Dataset entries
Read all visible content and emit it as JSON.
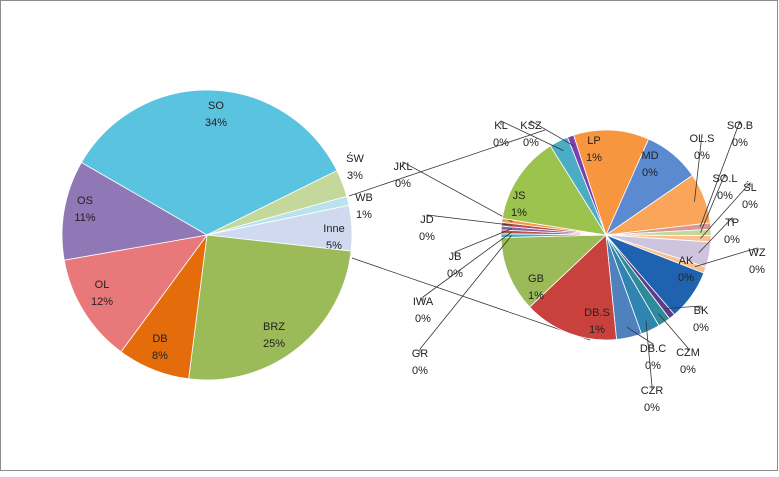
{
  "chart_data": [
    {
      "type": "pie",
      "categories": [
        "SO",
        "ŚW",
        "WB",
        "Inne",
        "BRZ",
        "DB",
        "OL",
        "OS"
      ],
      "values": [
        34,
        3,
        1,
        5,
        25,
        8,
        12,
        11
      ],
      "value_labels": [
        "34%",
        "3%",
        "1%",
        "5%",
        "25%",
        "8%",
        "12%",
        "11%"
      ],
      "colors": [
        "#5ac3e0",
        "#c4d89c",
        "#b9e2ee",
        "#cfdaf0",
        "#9bbb59",
        "#e46c0a",
        "#e8787a",
        "#9077b5"
      ]
    },
    {
      "type": "pie",
      "categories": [
        "LP",
        "MD",
        "OL.S",
        "SO.B",
        "SO.L",
        "ŚL",
        "TP",
        "WZ",
        "AK",
        "BK",
        "CZM",
        "CZR",
        "DB.C",
        "DB.S",
        "GB",
        "GR",
        "IWA",
        "JB",
        "JD",
        "JKL",
        "JS",
        "KL",
        "KSZ"
      ],
      "values": [
        0.6,
        0.45,
        0.4,
        0.05,
        0.05,
        0.05,
        0.2,
        0.05,
        0.4,
        0.05,
        0.1,
        0.15,
        0.2,
        0.75,
        0.6,
        0.03,
        0.03,
        0.03,
        0.03,
        0.03,
        0.7,
        0.15,
        0.05
      ],
      "value_labels": [
        "1%",
        "0%",
        "0%",
        "0%",
        "0%",
        "0%",
        "0%",
        "0%",
        "0%",
        "0%",
        "0%",
        "0%",
        "0%",
        "1%",
        "1%",
        "0%",
        "0%",
        "0%",
        "0%",
        "0%",
        "1%",
        "0%",
        "0%"
      ],
      "colors": [
        "#f7963f",
        "#5b8ad1",
        "#f9a65a",
        "#d99694",
        "#c4d89c",
        "#fac090",
        "#cfc4de",
        "#fabf8f",
        "#1f62b0",
        "#5b3e87",
        "#2e8b9a",
        "#2f84b0",
        "#4f81bd",
        "#c8413d",
        "#9bbb59",
        "#4bacc6",
        "#c0504d",
        "#8064a2",
        "#c0504d",
        "#f79646",
        "#9bc34e",
        "#4bacc6",
        "#7b3fb0"
      ]
    }
  ]
}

Problem to work on
Repeat the material above word for word and skip every image in it.

Reply to the exercise
Read all visible content and emit it as JSON.
{
  "chart_data": [
    {
      "type": "pie",
      "categories": [
        "SO",
        "ŚW",
        "WB",
        "Inne",
        "BRZ",
        "DB",
        "OL",
        "OS"
      ],
      "values": [
        34,
        3,
        1,
        5,
        25,
        8,
        12,
        11
      ],
      "value_labels": [
        "34%",
        "3%",
        "1%",
        "5%",
        "25%",
        "8%",
        "12%",
        "11%"
      ],
      "colors": [
        "#5ac3e0",
        "#c4d89c",
        "#b9e2ee",
        "#cfdaf0",
        "#9bbb59",
        "#e46c0a",
        "#e8787a",
        "#9077b5"
      ]
    },
    {
      "type": "pie",
      "categories": [
        "LP",
        "MD",
        "OL.S",
        "SO.B",
        "SO.L",
        "ŚL",
        "TP",
        "WZ",
        "AK",
        "BK",
        "CZM",
        "CZR",
        "DB.C",
        "DB.S",
        "GB",
        "GR",
        "IWA",
        "JB",
        "JD",
        "JKL",
        "JS",
        "KL",
        "KSZ"
      ],
      "values": [
        0.6,
        0.45,
        0.4,
        0.05,
        0.05,
        0.05,
        0.2,
        0.05,
        0.4,
        0.05,
        0.1,
        0.15,
        0.2,
        0.75,
        0.6,
        0.03,
        0.03,
        0.03,
        0.03,
        0.03,
        0.7,
        0.15,
        0.05
      ],
      "value_labels": [
        "1%",
        "0%",
        "0%",
        "0%",
        "0%",
        "0%",
        "0%",
        "0%",
        "0%",
        "0%",
        "0%",
        "0%",
        "0%",
        "1%",
        "1%",
        "0%",
        "0%",
        "0%",
        "0%",
        "0%",
        "1%",
        "0%",
        "0%"
      ],
      "colors": [
        "#f7963f",
        "#5b8ad1",
        "#f9a65a",
        "#d99694",
        "#c4d89c",
        "#fac090",
        "#cfc4de",
        "#fabf8f",
        "#1f62b0",
        "#5b3e87",
        "#2e8b9a",
        "#2f84b0",
        "#4f81bd",
        "#c8413d",
        "#9bbb59",
        "#4bacc6",
        "#c0504d",
        "#8064a2",
        "#c0504d",
        "#f79646",
        "#9bc34e",
        "#4bacc6",
        "#7b3fb0"
      ]
    }
  ]
}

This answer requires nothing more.